» **WHAT NEEDS TO BE DONE**
Extract, from the listing that follows, each line containing the word "title".

-- BEGIN DATA FOR THIS TASK --

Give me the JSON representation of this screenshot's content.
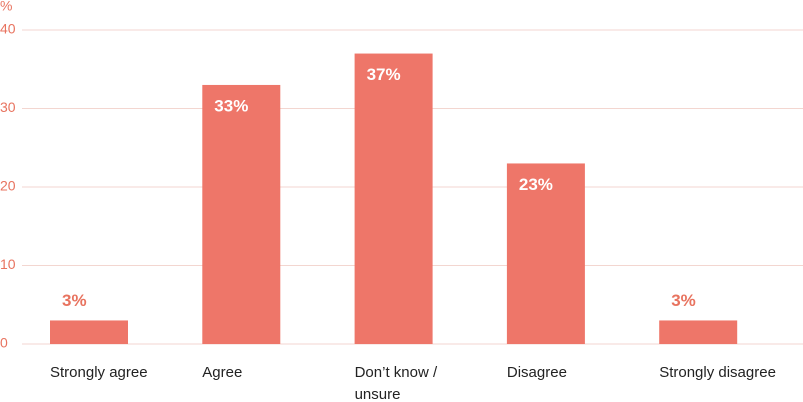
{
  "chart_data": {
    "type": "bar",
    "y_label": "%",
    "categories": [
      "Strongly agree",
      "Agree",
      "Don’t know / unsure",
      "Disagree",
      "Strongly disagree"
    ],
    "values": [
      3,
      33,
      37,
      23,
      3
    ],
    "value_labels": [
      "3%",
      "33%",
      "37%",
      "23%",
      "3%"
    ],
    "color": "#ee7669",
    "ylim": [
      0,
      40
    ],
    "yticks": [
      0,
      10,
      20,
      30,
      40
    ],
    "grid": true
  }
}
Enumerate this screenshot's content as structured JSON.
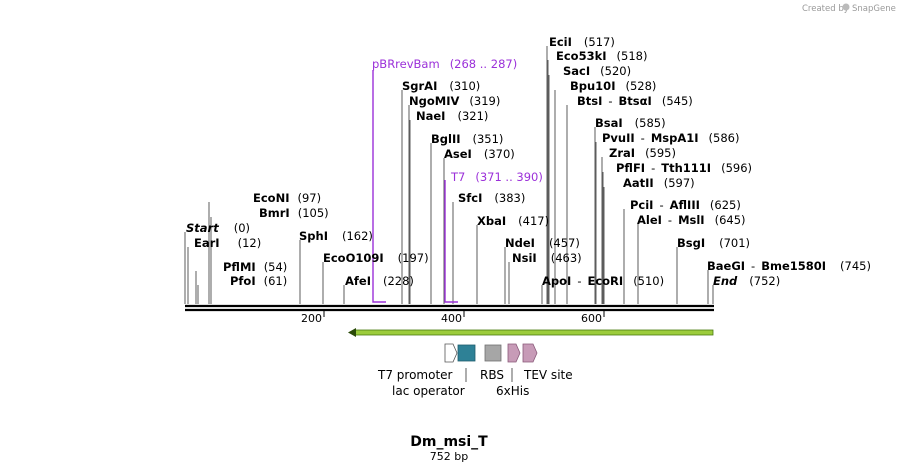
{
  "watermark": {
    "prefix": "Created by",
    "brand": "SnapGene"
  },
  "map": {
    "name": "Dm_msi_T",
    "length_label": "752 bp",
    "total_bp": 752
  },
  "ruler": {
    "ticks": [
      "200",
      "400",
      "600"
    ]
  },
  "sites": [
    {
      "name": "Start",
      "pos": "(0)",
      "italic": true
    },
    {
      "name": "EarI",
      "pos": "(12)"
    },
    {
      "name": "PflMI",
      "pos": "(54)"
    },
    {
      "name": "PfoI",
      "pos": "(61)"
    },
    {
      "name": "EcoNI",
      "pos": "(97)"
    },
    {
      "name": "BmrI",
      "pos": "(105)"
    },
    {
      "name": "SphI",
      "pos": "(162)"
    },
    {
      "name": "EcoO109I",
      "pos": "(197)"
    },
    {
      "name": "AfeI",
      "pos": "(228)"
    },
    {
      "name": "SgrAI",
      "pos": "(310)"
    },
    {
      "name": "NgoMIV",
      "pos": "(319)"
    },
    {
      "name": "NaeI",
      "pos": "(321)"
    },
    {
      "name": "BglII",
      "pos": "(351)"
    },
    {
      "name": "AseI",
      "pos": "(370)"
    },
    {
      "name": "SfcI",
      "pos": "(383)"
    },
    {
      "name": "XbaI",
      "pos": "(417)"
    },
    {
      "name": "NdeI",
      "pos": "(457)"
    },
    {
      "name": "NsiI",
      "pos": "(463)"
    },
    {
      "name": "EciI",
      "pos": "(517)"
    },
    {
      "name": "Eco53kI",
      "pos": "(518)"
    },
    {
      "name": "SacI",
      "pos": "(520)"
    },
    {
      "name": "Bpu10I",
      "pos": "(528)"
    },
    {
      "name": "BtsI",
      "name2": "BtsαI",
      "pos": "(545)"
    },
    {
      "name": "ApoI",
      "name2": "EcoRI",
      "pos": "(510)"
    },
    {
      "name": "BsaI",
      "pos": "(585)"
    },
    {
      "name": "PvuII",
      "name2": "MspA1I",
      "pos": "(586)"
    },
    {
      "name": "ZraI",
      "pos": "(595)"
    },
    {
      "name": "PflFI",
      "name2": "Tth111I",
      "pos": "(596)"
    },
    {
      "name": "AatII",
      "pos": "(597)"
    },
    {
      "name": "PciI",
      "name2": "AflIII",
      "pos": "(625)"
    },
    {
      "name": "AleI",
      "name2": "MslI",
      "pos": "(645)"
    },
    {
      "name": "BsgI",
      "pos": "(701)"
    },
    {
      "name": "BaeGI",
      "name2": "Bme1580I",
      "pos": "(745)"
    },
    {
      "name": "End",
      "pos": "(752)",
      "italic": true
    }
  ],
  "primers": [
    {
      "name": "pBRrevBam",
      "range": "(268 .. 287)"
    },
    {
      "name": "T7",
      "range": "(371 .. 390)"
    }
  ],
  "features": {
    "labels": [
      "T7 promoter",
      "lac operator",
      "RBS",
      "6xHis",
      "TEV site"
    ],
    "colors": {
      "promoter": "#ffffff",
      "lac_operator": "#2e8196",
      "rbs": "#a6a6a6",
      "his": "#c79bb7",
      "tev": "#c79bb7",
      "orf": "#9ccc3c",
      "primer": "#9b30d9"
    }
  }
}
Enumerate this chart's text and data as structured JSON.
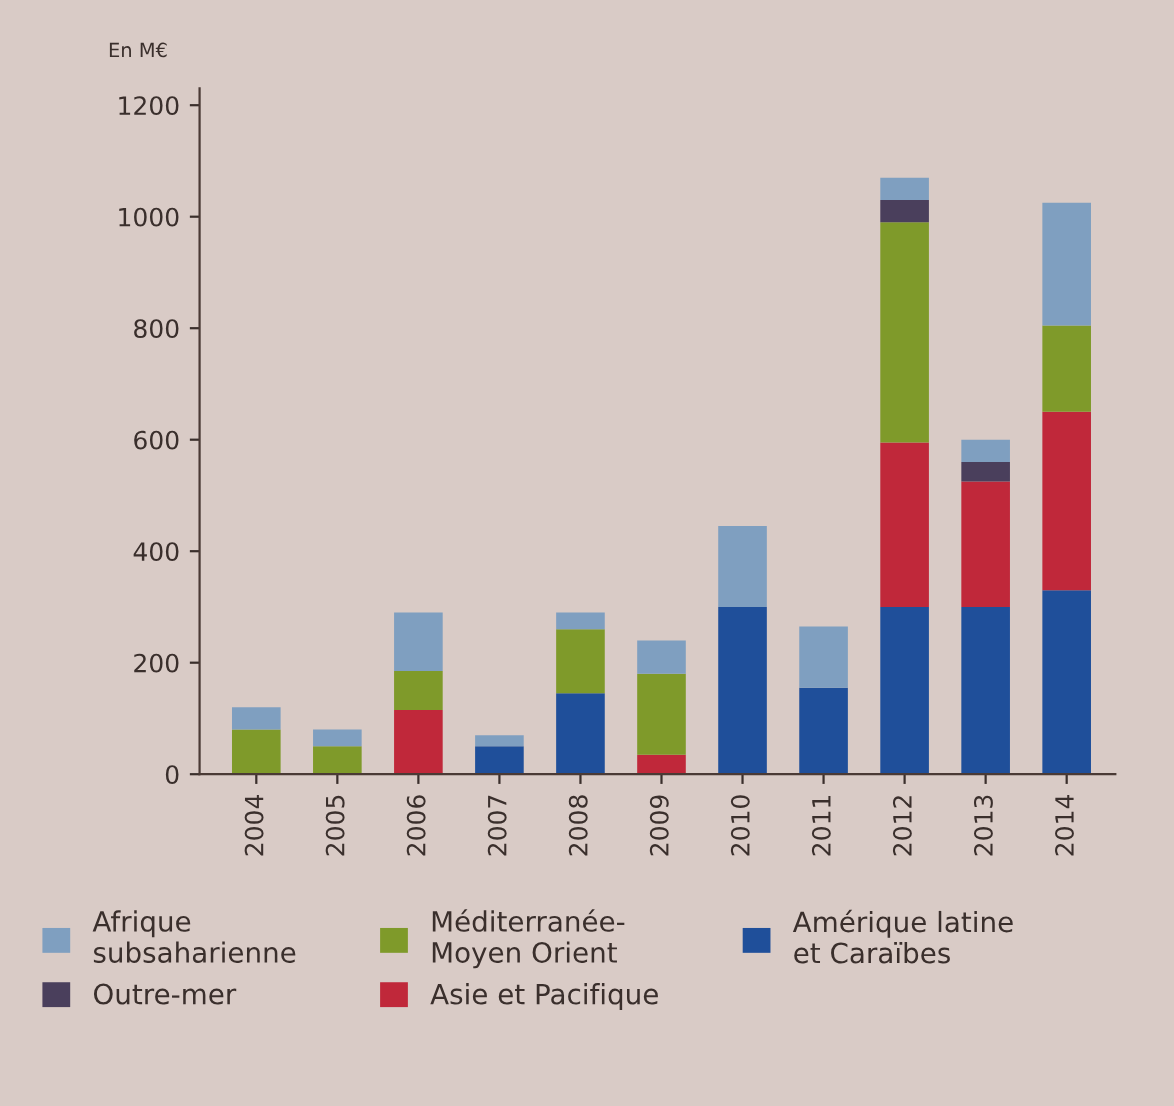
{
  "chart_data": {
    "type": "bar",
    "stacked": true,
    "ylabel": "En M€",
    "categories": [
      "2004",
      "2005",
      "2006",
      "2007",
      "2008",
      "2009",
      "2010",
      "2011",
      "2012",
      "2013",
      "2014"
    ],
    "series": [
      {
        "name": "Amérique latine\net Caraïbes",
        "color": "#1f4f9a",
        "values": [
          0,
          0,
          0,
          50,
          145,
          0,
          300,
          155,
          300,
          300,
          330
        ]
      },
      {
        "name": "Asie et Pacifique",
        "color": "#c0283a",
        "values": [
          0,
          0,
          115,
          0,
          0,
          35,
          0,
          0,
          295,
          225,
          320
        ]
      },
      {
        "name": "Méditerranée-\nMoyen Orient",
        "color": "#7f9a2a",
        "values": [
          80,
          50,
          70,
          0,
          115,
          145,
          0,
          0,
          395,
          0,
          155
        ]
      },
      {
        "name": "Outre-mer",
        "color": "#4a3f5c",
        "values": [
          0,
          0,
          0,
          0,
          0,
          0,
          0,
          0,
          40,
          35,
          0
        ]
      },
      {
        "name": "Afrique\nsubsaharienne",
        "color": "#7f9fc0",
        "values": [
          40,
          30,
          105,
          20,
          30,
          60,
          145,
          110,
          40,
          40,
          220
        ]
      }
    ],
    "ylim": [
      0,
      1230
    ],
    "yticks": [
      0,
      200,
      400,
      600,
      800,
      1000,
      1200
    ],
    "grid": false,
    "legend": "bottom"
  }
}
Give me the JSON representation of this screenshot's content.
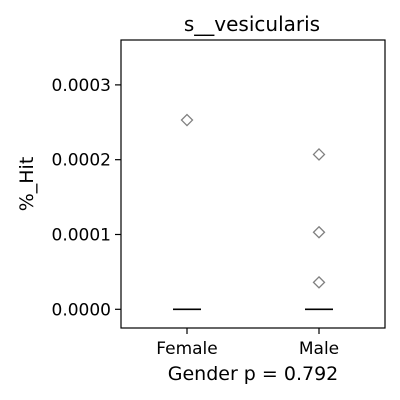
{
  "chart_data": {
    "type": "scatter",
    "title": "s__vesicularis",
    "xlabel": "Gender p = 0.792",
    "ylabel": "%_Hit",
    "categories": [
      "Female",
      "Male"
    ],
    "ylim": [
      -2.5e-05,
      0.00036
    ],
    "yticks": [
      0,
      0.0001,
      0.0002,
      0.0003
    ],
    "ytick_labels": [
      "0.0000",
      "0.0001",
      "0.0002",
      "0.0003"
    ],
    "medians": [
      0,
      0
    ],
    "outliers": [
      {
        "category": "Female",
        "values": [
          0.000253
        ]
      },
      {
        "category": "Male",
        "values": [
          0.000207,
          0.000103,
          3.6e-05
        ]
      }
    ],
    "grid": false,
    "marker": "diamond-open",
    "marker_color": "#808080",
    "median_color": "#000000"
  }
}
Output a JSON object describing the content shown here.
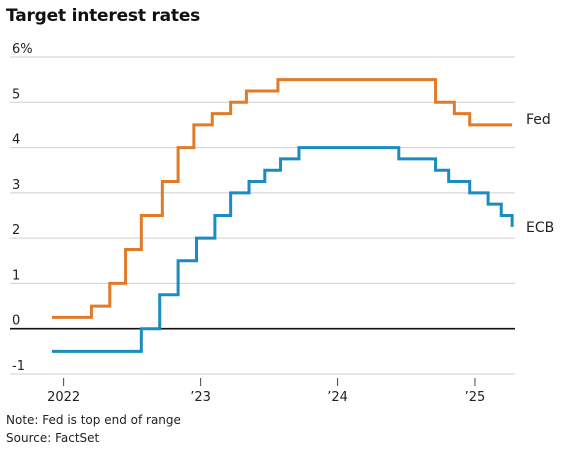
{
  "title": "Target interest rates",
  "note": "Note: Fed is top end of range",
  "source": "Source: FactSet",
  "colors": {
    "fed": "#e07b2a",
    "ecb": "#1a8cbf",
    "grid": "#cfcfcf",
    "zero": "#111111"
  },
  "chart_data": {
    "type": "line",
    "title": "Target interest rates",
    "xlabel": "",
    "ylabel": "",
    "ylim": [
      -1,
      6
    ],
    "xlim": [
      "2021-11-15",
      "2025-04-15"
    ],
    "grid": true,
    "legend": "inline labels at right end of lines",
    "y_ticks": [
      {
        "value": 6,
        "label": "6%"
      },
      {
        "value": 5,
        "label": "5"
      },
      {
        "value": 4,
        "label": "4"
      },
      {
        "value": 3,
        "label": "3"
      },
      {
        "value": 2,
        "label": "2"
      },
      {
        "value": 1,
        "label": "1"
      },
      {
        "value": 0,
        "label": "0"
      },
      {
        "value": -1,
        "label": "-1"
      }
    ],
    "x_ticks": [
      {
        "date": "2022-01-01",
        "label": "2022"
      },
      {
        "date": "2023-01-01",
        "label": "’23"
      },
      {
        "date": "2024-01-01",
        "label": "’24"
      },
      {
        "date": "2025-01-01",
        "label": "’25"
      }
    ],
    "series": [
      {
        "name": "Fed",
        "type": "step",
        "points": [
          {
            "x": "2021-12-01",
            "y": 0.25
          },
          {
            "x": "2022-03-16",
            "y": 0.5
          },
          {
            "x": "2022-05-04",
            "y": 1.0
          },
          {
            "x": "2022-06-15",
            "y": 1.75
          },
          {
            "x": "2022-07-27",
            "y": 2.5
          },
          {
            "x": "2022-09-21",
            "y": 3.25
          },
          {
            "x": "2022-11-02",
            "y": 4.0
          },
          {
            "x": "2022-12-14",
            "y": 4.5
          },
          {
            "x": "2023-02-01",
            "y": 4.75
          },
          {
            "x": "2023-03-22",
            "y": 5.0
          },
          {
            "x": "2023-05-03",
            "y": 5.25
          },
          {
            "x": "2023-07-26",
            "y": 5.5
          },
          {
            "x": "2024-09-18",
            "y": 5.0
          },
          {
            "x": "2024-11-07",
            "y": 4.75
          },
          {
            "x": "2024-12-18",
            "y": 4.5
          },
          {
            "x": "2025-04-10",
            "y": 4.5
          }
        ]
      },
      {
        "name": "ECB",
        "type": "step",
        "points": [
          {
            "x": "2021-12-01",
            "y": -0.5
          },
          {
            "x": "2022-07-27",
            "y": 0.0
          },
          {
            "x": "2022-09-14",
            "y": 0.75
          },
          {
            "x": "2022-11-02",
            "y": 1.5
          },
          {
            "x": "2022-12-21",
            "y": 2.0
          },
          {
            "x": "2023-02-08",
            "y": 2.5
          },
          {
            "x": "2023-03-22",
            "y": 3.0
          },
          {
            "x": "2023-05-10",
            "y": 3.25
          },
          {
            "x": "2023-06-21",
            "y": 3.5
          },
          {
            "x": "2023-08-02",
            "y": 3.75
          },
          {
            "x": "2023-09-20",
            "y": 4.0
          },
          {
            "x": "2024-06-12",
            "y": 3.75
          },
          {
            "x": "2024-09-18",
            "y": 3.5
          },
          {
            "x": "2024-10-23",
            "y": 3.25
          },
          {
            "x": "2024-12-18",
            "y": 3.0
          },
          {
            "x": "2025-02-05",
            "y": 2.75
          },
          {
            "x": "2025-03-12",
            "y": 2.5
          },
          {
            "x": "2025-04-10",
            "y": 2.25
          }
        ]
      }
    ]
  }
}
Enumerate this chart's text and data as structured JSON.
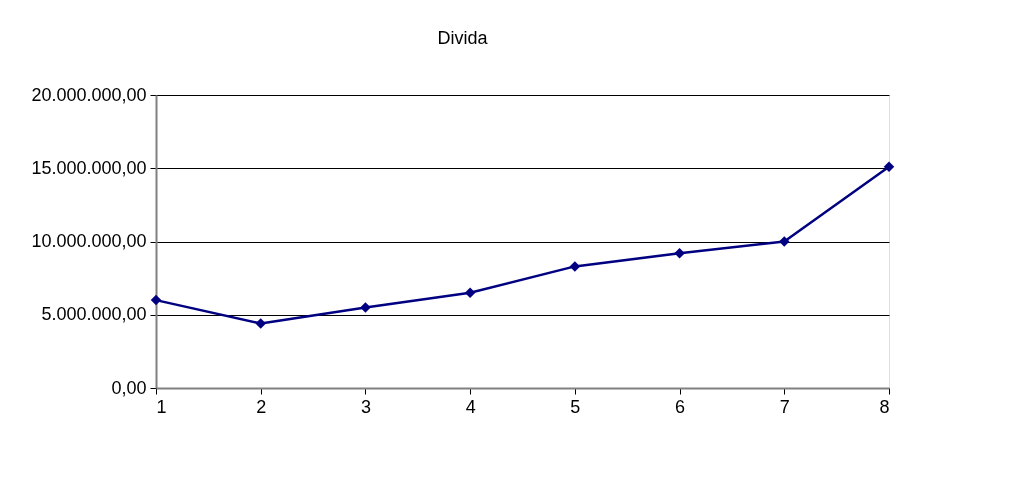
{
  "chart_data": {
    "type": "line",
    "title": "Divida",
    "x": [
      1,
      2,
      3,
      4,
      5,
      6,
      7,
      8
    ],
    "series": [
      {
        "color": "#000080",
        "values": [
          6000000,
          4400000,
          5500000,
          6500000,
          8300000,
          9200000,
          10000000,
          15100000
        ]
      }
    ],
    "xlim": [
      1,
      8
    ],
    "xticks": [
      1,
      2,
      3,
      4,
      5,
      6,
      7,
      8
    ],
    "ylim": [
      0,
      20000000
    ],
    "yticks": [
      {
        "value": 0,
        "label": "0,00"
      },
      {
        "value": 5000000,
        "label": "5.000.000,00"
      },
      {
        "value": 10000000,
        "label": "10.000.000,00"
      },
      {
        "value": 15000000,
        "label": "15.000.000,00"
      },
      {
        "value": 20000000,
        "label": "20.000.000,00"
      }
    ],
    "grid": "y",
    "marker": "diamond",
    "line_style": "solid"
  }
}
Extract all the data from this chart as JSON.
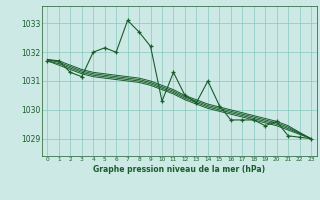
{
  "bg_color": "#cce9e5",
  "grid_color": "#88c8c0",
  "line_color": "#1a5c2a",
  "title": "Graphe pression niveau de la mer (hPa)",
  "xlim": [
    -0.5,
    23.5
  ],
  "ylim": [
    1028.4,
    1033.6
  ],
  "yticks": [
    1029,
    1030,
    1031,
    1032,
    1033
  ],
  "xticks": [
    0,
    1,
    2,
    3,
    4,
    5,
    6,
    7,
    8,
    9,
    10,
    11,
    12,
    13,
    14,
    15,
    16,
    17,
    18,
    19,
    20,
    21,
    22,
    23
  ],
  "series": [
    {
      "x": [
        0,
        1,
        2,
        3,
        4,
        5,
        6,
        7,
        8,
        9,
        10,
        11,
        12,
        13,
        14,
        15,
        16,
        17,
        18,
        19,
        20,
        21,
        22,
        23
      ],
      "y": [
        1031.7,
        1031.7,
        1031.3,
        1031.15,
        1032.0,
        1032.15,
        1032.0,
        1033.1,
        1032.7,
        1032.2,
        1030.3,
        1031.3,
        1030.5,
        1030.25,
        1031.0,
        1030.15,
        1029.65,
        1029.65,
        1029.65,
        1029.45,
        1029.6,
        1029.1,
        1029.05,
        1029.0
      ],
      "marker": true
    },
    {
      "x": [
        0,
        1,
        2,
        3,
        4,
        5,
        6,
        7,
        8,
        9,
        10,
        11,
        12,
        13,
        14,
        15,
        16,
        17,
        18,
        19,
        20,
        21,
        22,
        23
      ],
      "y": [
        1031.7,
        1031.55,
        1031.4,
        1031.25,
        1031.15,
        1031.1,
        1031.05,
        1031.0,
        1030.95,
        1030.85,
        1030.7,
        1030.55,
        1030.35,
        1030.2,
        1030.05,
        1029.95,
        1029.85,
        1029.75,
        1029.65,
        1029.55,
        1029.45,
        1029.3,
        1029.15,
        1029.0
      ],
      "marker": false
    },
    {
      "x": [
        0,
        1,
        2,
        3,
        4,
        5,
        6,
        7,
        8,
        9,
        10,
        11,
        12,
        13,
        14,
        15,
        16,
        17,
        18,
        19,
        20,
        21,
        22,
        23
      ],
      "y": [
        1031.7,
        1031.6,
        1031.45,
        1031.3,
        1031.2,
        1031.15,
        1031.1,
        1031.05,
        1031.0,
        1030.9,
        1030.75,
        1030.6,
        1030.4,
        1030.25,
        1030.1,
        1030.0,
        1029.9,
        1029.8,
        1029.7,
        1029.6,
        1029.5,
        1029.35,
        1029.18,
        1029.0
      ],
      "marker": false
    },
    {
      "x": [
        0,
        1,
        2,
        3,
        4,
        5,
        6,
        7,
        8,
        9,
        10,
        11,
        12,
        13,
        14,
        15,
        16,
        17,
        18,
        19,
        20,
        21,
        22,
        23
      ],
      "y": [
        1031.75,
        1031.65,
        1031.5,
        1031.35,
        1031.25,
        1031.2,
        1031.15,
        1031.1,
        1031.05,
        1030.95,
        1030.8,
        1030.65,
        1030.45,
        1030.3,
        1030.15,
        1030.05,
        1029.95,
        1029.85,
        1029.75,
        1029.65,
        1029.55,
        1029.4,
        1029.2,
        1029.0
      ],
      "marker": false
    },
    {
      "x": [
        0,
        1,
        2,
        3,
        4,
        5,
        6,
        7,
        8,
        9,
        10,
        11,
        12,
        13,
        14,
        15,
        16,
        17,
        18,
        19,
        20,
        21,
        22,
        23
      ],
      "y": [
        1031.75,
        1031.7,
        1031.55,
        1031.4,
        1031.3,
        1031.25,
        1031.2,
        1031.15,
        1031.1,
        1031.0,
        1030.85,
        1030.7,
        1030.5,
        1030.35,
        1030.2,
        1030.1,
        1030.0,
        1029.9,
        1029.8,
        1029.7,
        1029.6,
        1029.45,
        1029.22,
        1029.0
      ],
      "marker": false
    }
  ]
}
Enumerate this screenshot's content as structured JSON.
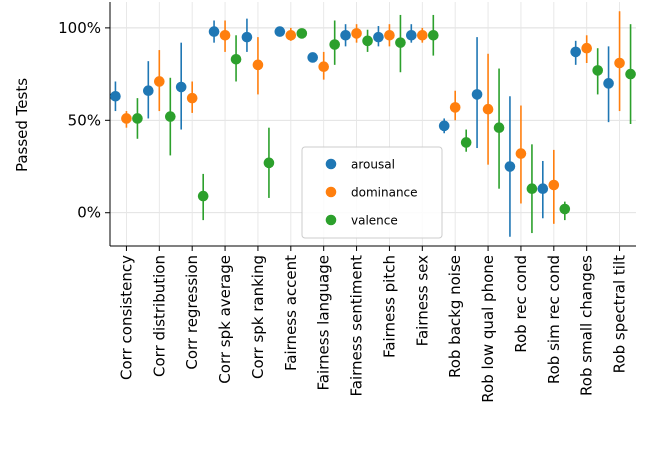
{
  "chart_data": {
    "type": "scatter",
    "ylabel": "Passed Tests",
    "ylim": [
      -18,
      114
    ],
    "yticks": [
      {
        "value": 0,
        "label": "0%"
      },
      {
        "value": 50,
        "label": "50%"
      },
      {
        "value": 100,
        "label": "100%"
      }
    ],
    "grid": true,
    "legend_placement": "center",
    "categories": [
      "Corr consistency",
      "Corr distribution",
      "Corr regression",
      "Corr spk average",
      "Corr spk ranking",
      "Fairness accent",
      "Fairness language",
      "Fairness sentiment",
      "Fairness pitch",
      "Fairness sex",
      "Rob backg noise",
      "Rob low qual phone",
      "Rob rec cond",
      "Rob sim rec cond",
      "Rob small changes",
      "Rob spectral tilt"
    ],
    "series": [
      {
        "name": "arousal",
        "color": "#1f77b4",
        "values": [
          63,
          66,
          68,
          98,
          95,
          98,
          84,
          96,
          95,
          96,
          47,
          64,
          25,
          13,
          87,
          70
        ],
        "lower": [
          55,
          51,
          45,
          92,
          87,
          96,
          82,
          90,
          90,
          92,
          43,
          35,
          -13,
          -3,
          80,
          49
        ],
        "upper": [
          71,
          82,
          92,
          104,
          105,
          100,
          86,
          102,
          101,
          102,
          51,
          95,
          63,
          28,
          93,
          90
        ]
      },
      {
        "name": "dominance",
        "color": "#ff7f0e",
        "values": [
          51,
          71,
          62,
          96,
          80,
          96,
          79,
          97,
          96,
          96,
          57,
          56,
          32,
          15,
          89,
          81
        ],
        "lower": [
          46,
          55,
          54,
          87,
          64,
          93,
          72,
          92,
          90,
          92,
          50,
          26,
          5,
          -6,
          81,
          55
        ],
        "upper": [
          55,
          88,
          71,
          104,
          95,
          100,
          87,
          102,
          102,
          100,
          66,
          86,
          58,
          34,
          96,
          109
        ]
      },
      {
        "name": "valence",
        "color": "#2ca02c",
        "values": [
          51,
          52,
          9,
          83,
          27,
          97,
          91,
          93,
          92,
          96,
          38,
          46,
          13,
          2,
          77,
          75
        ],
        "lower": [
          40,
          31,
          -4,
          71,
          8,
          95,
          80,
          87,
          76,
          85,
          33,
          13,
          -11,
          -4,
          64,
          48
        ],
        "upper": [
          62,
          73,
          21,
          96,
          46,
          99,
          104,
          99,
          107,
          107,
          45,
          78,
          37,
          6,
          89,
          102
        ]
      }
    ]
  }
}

-- END DATA FOR THIS TASK --

» **TASK ANSWER**
    "title": "s__vesicularis",
  "title": "Target interest rates",
    "title": "Target interest rates",
    "title": "Divida",
  "title": "Graphe pression niveau de la mer (hPa)",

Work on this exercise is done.